_WHAT YOU WILL DO_
Look for the string "South" in the lines and copy each line that has it.

_Records from a data source_
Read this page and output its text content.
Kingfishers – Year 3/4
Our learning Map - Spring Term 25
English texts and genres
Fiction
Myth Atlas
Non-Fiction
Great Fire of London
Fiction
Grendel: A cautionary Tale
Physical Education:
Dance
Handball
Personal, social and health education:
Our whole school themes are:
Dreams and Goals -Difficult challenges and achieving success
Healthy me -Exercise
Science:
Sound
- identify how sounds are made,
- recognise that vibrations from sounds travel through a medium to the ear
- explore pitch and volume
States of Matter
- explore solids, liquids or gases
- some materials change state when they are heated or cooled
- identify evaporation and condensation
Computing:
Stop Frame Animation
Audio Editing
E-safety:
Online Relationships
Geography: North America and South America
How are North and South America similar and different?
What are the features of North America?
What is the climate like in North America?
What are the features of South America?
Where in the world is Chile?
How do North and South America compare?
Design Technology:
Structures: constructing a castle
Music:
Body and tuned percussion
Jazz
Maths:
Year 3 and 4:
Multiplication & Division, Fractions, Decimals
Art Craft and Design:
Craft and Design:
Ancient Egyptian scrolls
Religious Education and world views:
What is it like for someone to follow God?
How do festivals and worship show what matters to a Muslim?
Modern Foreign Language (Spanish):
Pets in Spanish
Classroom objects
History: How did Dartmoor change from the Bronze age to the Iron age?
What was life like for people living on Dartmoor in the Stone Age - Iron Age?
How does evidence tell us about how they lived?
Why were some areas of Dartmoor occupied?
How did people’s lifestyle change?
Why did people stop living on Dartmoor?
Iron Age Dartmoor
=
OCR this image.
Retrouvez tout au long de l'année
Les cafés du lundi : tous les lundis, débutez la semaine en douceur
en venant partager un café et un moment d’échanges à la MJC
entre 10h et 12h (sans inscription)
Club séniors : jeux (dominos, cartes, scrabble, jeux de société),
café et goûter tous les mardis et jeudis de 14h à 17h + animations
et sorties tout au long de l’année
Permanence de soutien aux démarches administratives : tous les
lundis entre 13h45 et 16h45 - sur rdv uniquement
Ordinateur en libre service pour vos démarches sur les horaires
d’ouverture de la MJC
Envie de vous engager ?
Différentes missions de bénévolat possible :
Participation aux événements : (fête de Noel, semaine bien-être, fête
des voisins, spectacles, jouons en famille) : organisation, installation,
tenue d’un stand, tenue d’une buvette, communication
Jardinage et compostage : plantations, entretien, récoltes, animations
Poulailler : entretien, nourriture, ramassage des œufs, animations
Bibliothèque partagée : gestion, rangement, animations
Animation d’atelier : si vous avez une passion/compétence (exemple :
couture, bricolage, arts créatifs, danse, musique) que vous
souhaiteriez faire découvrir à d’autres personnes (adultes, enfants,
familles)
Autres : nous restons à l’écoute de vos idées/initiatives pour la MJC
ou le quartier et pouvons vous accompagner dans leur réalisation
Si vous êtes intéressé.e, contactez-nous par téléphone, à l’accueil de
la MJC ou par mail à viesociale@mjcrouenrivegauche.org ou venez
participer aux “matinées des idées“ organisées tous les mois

_RESPONSE_
Geography: North America and South America
How are North and South America similar and different?
What are the features of South America?
How do North and South America compare?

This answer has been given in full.